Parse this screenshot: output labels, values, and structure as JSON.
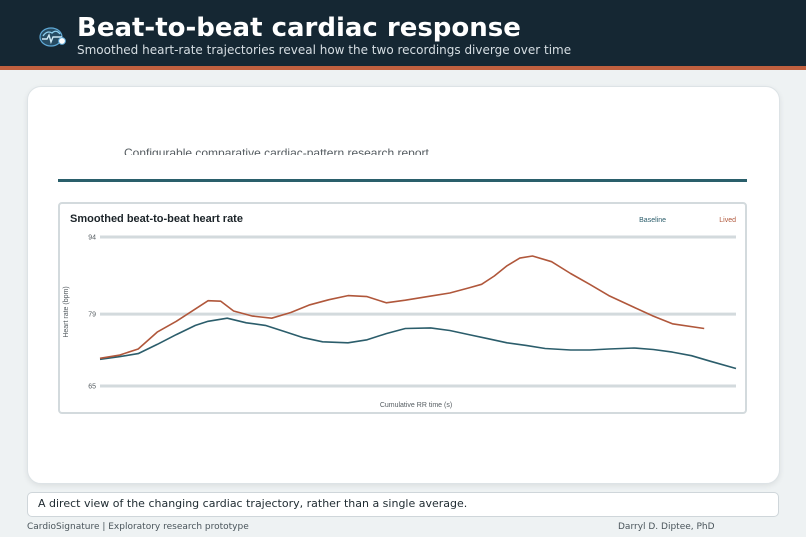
{
  "header": {
    "title": "Beat-to-beat cardiac response",
    "subtitle": "Smoothed heart-rate trajectories reveal how the two recordings diverge over time",
    "logo_icon": "heart-brain-icon",
    "colors": {
      "bar": "#152733",
      "accent": "#c0603f"
    }
  },
  "report": {
    "caption": "Configurable comparative cardiac-pattern research report",
    "rule_color": "#2a5f6b"
  },
  "chart_data": {
    "type": "line",
    "title": "Smoothed beat-to-beat heart rate",
    "xlabel": "Cumulative RR time (s)",
    "ylabel": "Heart rate (bpm)",
    "ylim": [
      65,
      94
    ],
    "yticks": [
      65,
      79,
      94
    ],
    "xlim": [
      0,
      1
    ],
    "grid": true,
    "legend_position": "top-right",
    "series": [
      {
        "name": "Baseline",
        "color": "#2b5d6b",
        "x": [
          0,
          0.03,
          0.06,
          0.09,
          0.12,
          0.15,
          0.17,
          0.2,
          0.23,
          0.26,
          0.29,
          0.32,
          0.35,
          0.39,
          0.42,
          0.45,
          0.48,
          0.52,
          0.55,
          0.58,
          0.61,
          0.64,
          0.67,
          0.7,
          0.74,
          0.77,
          0.8,
          0.84,
          0.87,
          0.9,
          0.93,
          0.96,
          1.0
        ],
        "y": [
          70.2,
          70.7,
          71.3,
          73.1,
          75.0,
          76.8,
          77.6,
          78.2,
          77.3,
          76.8,
          75.6,
          74.4,
          73.6,
          73.4,
          74.0,
          75.2,
          76.2,
          76.3,
          75.8,
          75.0,
          74.2,
          73.4,
          72.9,
          72.3,
          72.0,
          72.0,
          72.2,
          72.4,
          72.1,
          71.6,
          70.9,
          69.8,
          68.4
        ]
      },
      {
        "name": "Lived",
        "color": "#b0573b",
        "x": [
          0,
          0.03,
          0.06,
          0.09,
          0.12,
          0.15,
          0.17,
          0.19,
          0.21,
          0.24,
          0.27,
          0.3,
          0.33,
          0.36,
          0.39,
          0.42,
          0.45,
          0.48,
          0.52,
          0.55,
          0.58,
          0.6,
          0.62,
          0.64,
          0.66,
          0.68,
          0.71,
          0.74,
          0.77,
          0.8,
          0.84,
          0.87,
          0.9,
          0.95
        ],
        "y": [
          70.4,
          71.0,
          72.2,
          75.5,
          77.6,
          80.0,
          81.6,
          81.5,
          79.6,
          78.6,
          78.2,
          79.3,
          80.8,
          81.8,
          82.6,
          82.4,
          81.2,
          81.7,
          82.5,
          83.1,
          84.1,
          84.8,
          86.4,
          88.4,
          89.9,
          90.3,
          89.2,
          86.9,
          84.8,
          82.6,
          80.3,
          78.6,
          77.1,
          76.2
        ]
      }
    ]
  },
  "footer": {
    "note": "A direct view of the changing cardiac trajectory, rather than a single average.",
    "credit_left": "CardioSignature | Exploratory research prototype",
    "credit_right": "Darryl D. Diptee, PhD"
  }
}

■ ■ ■ ■

> **Your objective**:
Extract each line from the entries above that contains the string "beat".

> **Solved exercise**:
    "title": "Beat-to-beat cardiac response",
    "title": "Smoothed beat-to-beat heart rate",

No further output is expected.